EXERCISE DESCRIPTION - Tell how many lines in the data below hold the string "intercellular"; give nothing but the number.

INPUT ROWS -
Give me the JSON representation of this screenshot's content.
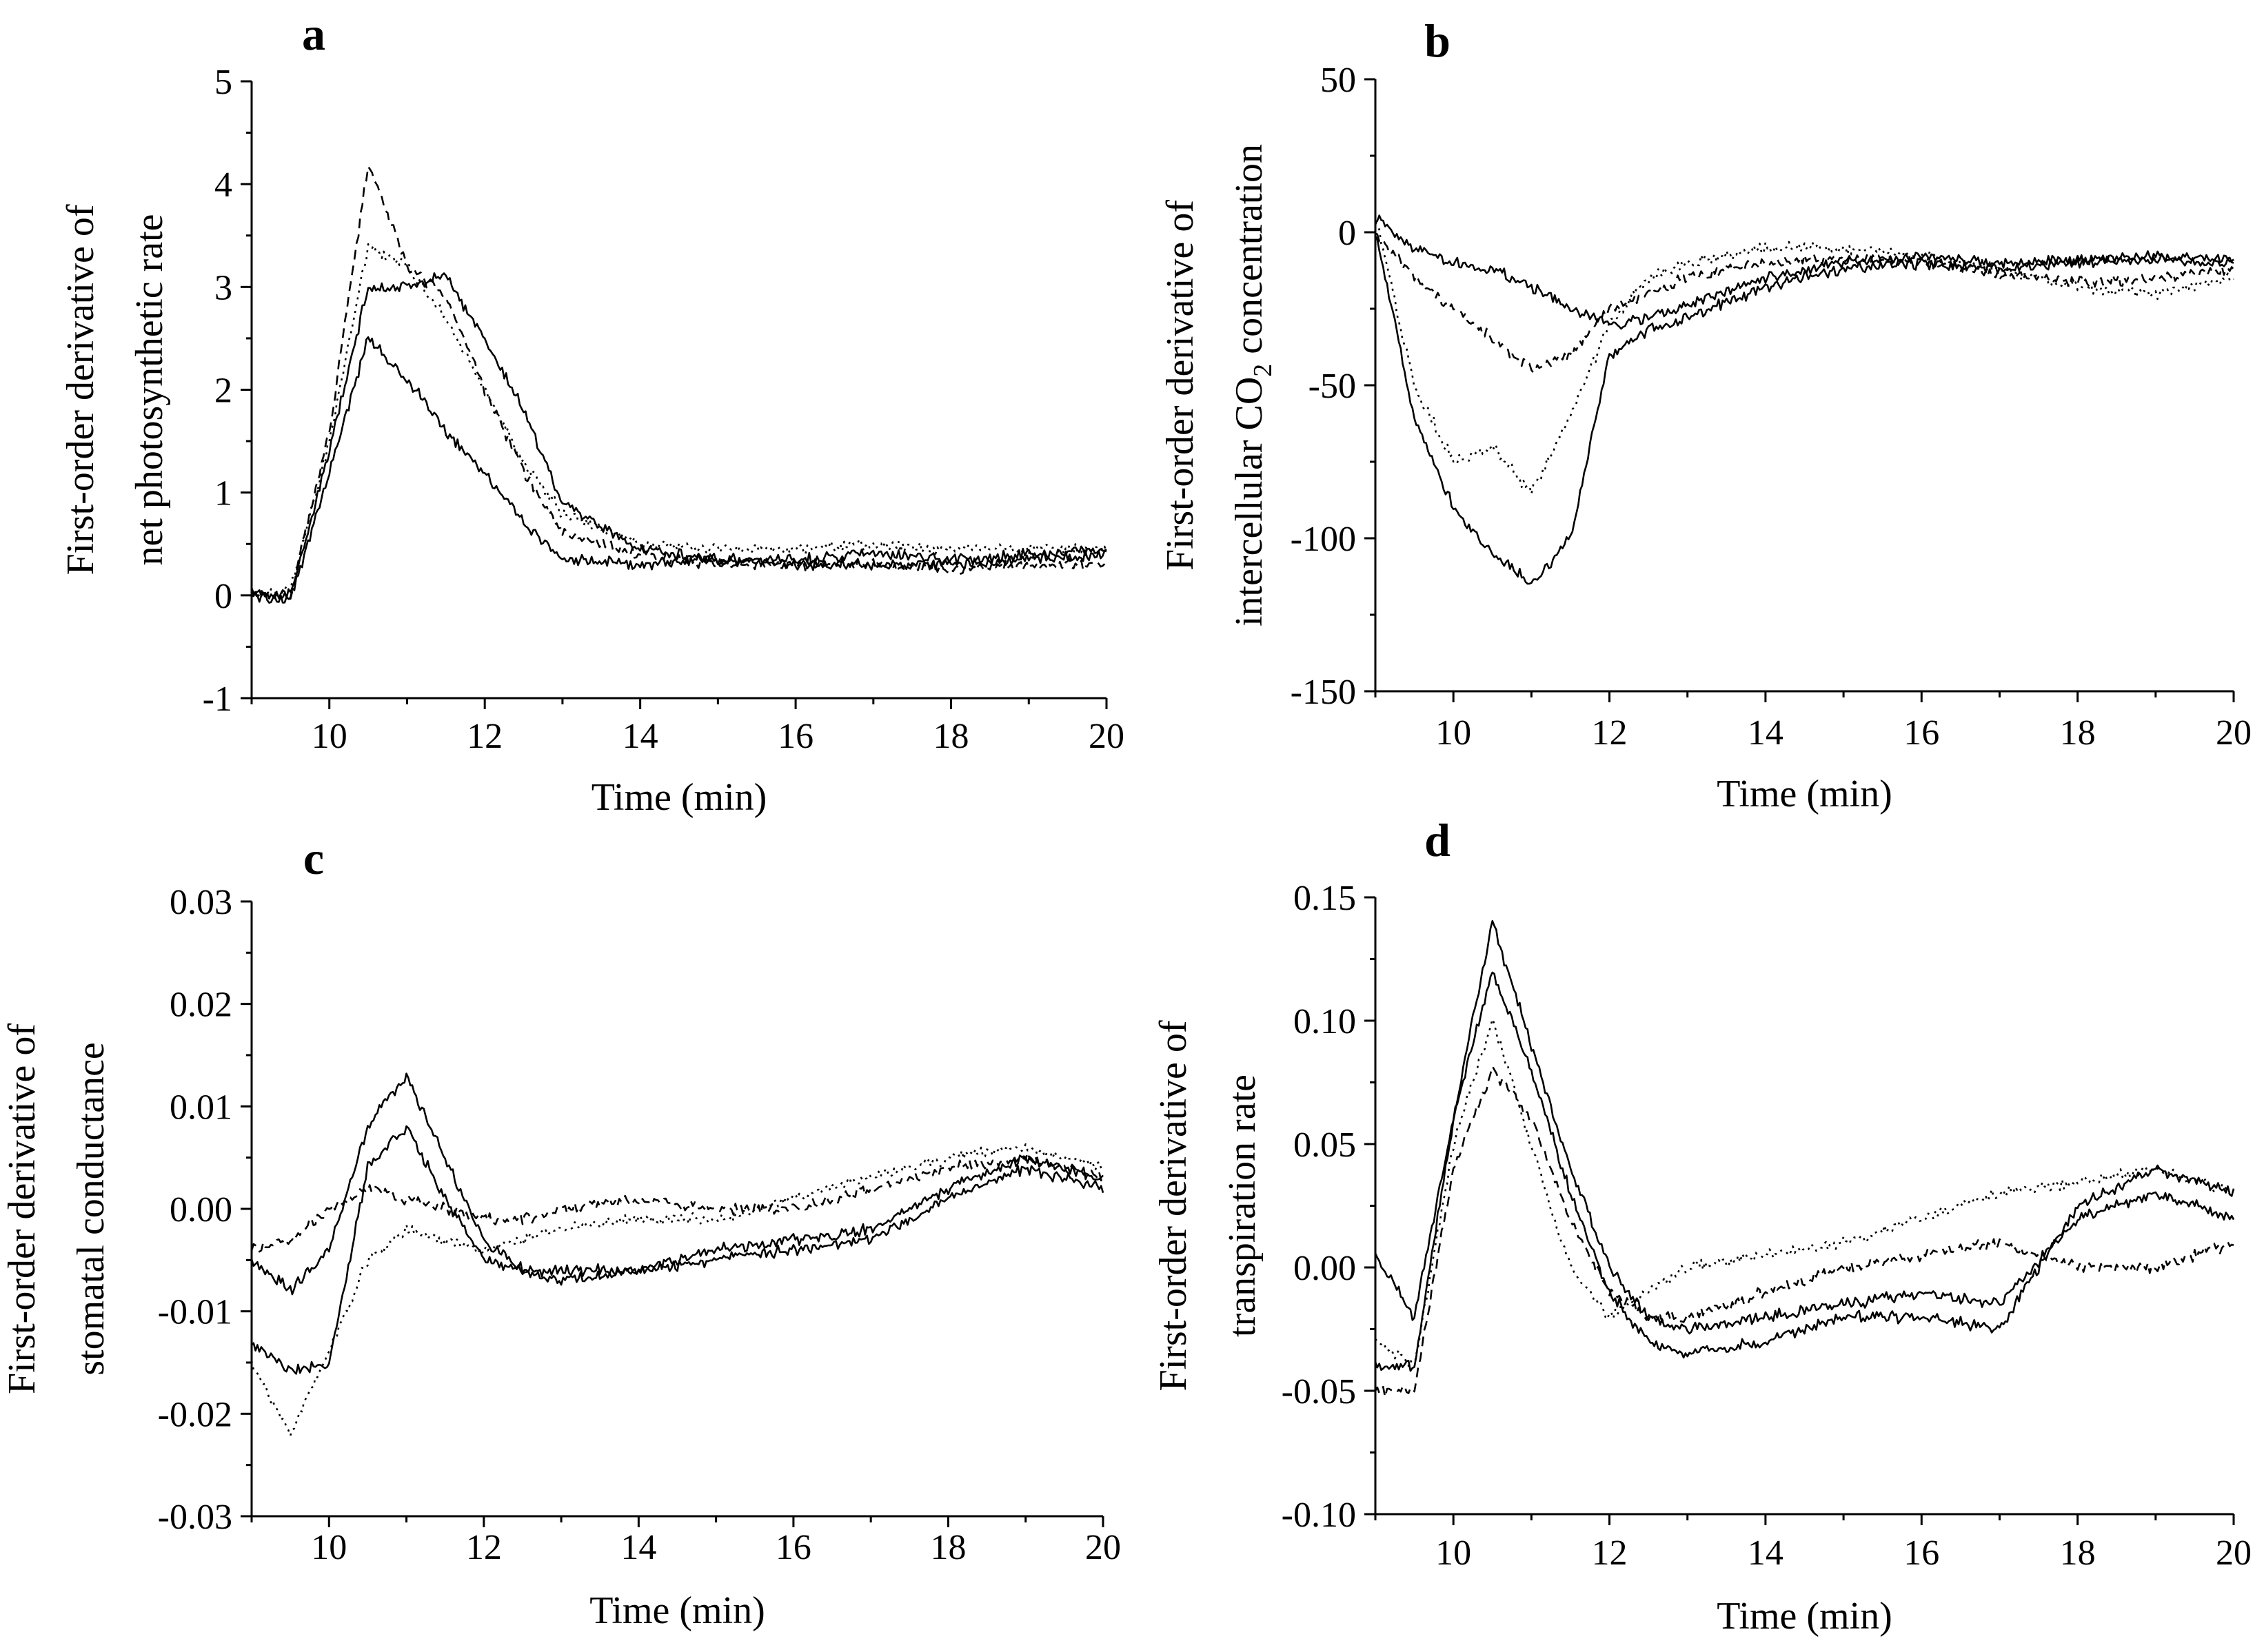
{
  "figure": {
    "panels": [
      {
        "label": "a"
      },
      {
        "label": "b"
      },
      {
        "label": "c"
      },
      {
        "label": "d"
      }
    ]
  },
  "chart_data": [
    {
      "panel": "a",
      "type": "line",
      "ylabel_lines": [
        "First-order derivative of",
        "net photosynthetic rate"
      ],
      "xlabel": "Time (min)",
      "xlim": [
        9,
        20
      ],
      "ylim": [
        -1,
        5
      ],
      "xticks": [
        10,
        12,
        14,
        16,
        18,
        20
      ],
      "yticks": [
        -1,
        0,
        1,
        2,
        3,
        4,
        5
      ],
      "ytick_labels": [
        "-1",
        "0",
        "1",
        "2",
        "3",
        "4",
        "5"
      ],
      "series": [
        {
          "dash": "solid",
          "x": [
            9,
            9.5,
            10,
            10.5,
            11,
            11.5,
            12,
            12.5,
            13,
            14,
            15,
            16,
            17,
            18,
            19,
            20
          ],
          "values": [
            0.0,
            -0.05,
            1.2,
            2.5,
            2.1,
            1.6,
            1.2,
            0.7,
            0.35,
            0.3,
            0.35,
            0.3,
            0.3,
            0.3,
            0.35,
            0.4
          ]
        },
        {
          "dash": "solid",
          "x": [
            9,
            9.5,
            10,
            10.5,
            11,
            11.5,
            12,
            12.5,
            13,
            14,
            15,
            16,
            17,
            18,
            19,
            20
          ],
          "values": [
            0.05,
            0.0,
            1.4,
            3.0,
            3.0,
            3.1,
            2.5,
            1.8,
            0.9,
            0.45,
            0.35,
            0.35,
            0.4,
            0.35,
            0.4,
            0.45
          ]
        },
        {
          "dash": "dashed",
          "x": [
            9,
            9.5,
            10,
            10.5,
            11,
            11.5,
            12,
            12.5,
            13,
            14,
            15,
            16,
            17,
            18,
            19,
            20
          ],
          "values": [
            0.0,
            0.0,
            1.6,
            4.2,
            3.2,
            2.9,
            2.0,
            1.2,
            0.6,
            0.4,
            0.3,
            0.3,
            0.3,
            0.25,
            0.3,
            0.3
          ]
        },
        {
          "dash": "dotted",
          "x": [
            9,
            9.5,
            10,
            10.5,
            11,
            11.5,
            12,
            12.5,
            13,
            14,
            15,
            16,
            17,
            18,
            19,
            20
          ],
          "values": [
            0.0,
            0.05,
            1.5,
            3.4,
            3.2,
            2.7,
            2.0,
            1.3,
            0.8,
            0.5,
            0.45,
            0.45,
            0.5,
            0.45,
            0.45,
            0.45
          ]
        }
      ]
    },
    {
      "panel": "b",
      "type": "line",
      "ylabel_lines": [
        "First-order derivative of",
        "intercellular CO2 concentration"
      ],
      "ylabel_parts": {
        "pre": "intercellular CO",
        "sub": "2",
        "post": " concentration"
      },
      "xlabel": "Time (min)",
      "xlim": [
        9,
        20
      ],
      "ylim": [
        -150,
        50
      ],
      "xticks": [
        10,
        12,
        14,
        16,
        18,
        20
      ],
      "yticks": [
        -150,
        -100,
        -50,
        0,
        50
      ],
      "ytick_labels": [
        "-150",
        "-100",
        "-50",
        "0",
        "50"
      ],
      "series": [
        {
          "dash": "solid",
          "x": [
            9,
            9.5,
            10,
            10.5,
            11,
            11.5,
            12,
            12.5,
            13,
            14,
            15,
            16,
            17,
            18,
            19,
            20
          ],
          "values": [
            5,
            -5,
            -10,
            -12,
            -18,
            -25,
            -30,
            -28,
            -24,
            -15,
            -10,
            -8,
            -10,
            -9,
            -8,
            -9
          ]
        },
        {
          "dash": "solid",
          "x": [
            9,
            9.5,
            10,
            10.5,
            11,
            11.5,
            12,
            12.5,
            13,
            14,
            15,
            16,
            17,
            18,
            19,
            20
          ],
          "values": [
            0,
            -60,
            -90,
            -105,
            -115,
            -100,
            -40,
            -32,
            -28,
            -18,
            -12,
            -10,
            -12,
            -10,
            -9,
            -10
          ]
        },
        {
          "dash": "dashed",
          "x": [
            9,
            9.5,
            10,
            10.5,
            11,
            11.5,
            12,
            12.5,
            13,
            14,
            15,
            16,
            17,
            18,
            19,
            20
          ],
          "values": [
            0,
            -15,
            -25,
            -35,
            -45,
            -40,
            -25,
            -20,
            -15,
            -10,
            -8,
            -10,
            -14,
            -16,
            -15,
            -12
          ]
        },
        {
          "dash": "dotted",
          "x": [
            9,
            9.5,
            10,
            10.5,
            11,
            11.5,
            12,
            12.5,
            13,
            14,
            15,
            16,
            17,
            18,
            19,
            20
          ],
          "values": [
            5,
            -50,
            -75,
            -70,
            -85,
            -60,
            -30,
            -15,
            -10,
            -5,
            -5,
            -8,
            -12,
            -18,
            -20,
            -15
          ]
        }
      ]
    },
    {
      "panel": "c",
      "type": "line",
      "ylabel_lines": [
        "First-order derivative of",
        "stomatal conductance"
      ],
      "xlabel": "Time (min)",
      "xlim": [
        9,
        20
      ],
      "ylim": [
        -0.03,
        0.03
      ],
      "xticks": [
        10,
        12,
        14,
        16,
        18,
        20
      ],
      "yticks": [
        -0.03,
        -0.02,
        -0.01,
        0.0,
        0.01,
        0.02,
        0.03
      ],
      "ytick_labels": [
        "-0.03",
        "-0.02",
        "-0.01",
        "0.00",
        "0.01",
        "0.02",
        "0.03"
      ],
      "series": [
        {
          "dash": "solid",
          "x": [
            9,
            9.5,
            10,
            10.5,
            11,
            11.5,
            12,
            12.5,
            13,
            14,
            15,
            16,
            17,
            18,
            19,
            20
          ],
          "values": [
            -0.005,
            -0.008,
            -0.004,
            0.008,
            0.013,
            0.005,
            -0.003,
            -0.006,
            -0.006,
            -0.006,
            -0.004,
            -0.003,
            -0.002,
            0.002,
            0.005,
            0.003
          ]
        },
        {
          "dash": "solid",
          "x": [
            9,
            9.5,
            10,
            10.5,
            11,
            11.5,
            12,
            12.5,
            13,
            14,
            15,
            16,
            17,
            18,
            19,
            20
          ],
          "values": [
            -0.013,
            -0.016,
            -0.015,
            0.004,
            0.008,
            0.001,
            -0.005,
            -0.006,
            -0.007,
            -0.006,
            -0.005,
            -0.004,
            -0.003,
            0.001,
            0.004,
            0.002
          ]
        },
        {
          "dash": "dashed",
          "x": [
            9,
            9.5,
            10,
            10.5,
            11,
            11.5,
            12,
            12.5,
            13,
            14,
            15,
            16,
            17,
            18,
            19,
            20
          ],
          "values": [
            -0.004,
            -0.003,
            0.0,
            0.002,
            0.001,
            0.0,
            -0.001,
            -0.001,
            0.0,
            0.001,
            0.0,
            0.0,
            0.002,
            0.004,
            0.005,
            0.003
          ]
        },
        {
          "dash": "dotted",
          "x": [
            9,
            9.5,
            10,
            10.5,
            11,
            11.5,
            12,
            12.5,
            13,
            14,
            15,
            16,
            17,
            18,
            19,
            20
          ],
          "values": [
            -0.015,
            -0.022,
            -0.014,
            -0.005,
            -0.002,
            -0.003,
            -0.004,
            -0.003,
            -0.002,
            -0.001,
            -0.001,
            0.001,
            0.003,
            0.005,
            0.006,
            0.004
          ]
        }
      ]
    },
    {
      "panel": "d",
      "type": "line",
      "ylabel_lines": [
        "First-order derivative of",
        "transpiration rate"
      ],
      "xlabel": "Time (min)",
      "xlim": [
        9,
        20
      ],
      "ylim": [
        -0.1,
        0.15
      ],
      "xticks": [
        10,
        12,
        14,
        16,
        18,
        20
      ],
      "yticks": [
        -0.1,
        -0.05,
        0.0,
        0.05,
        0.1,
        0.15
      ],
      "ytick_labels": [
        "-0.10",
        "-0.05",
        "0.00",
        "0.05",
        "0.10",
        "0.15"
      ],
      "series": [
        {
          "dash": "solid",
          "x": [
            9,
            9.5,
            10,
            10.5,
            11,
            11.5,
            12,
            12.5,
            13,
            14,
            15,
            16,
            17,
            18,
            19,
            20
          ],
          "values": [
            0.005,
            -0.02,
            0.06,
            0.14,
            0.09,
            0.04,
            0.0,
            -0.02,
            -0.025,
            -0.02,
            -0.015,
            -0.01,
            -0.015,
            0.02,
            0.03,
            0.02
          ]
        },
        {
          "dash": "solid",
          "x": [
            9,
            9.5,
            10,
            10.5,
            11,
            11.5,
            12,
            12.5,
            13,
            14,
            15,
            16,
            17,
            18,
            19,
            20
          ],
          "values": [
            -0.04,
            -0.04,
            0.06,
            0.12,
            0.08,
            0.03,
            -0.01,
            -0.03,
            -0.035,
            -0.03,
            -0.02,
            -0.02,
            -0.025,
            0.025,
            0.04,
            0.03
          ]
        },
        {
          "dash": "dashed",
          "x": [
            9,
            9.5,
            10,
            10.5,
            11,
            11.5,
            12,
            12.5,
            13,
            14,
            15,
            16,
            17,
            18,
            19,
            20
          ],
          "values": [
            -0.05,
            -0.05,
            0.04,
            0.08,
            0.06,
            0.02,
            -0.01,
            -0.02,
            -0.02,
            -0.01,
            0.0,
            0.005,
            0.01,
            0.0,
            0.0,
            0.01
          ]
        },
        {
          "dash": "dotted",
          "x": [
            9,
            9.5,
            10,
            10.5,
            11,
            11.5,
            12,
            12.5,
            13,
            14,
            15,
            16,
            17,
            18,
            19,
            20
          ],
          "values": [
            -0.03,
            -0.04,
            0.05,
            0.1,
            0.05,
            0.0,
            -0.02,
            -0.01,
            0.0,
            0.005,
            0.01,
            0.02,
            0.03,
            0.035,
            0.04,
            0.03
          ]
        }
      ]
    }
  ]
}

THE OUTPUT - 2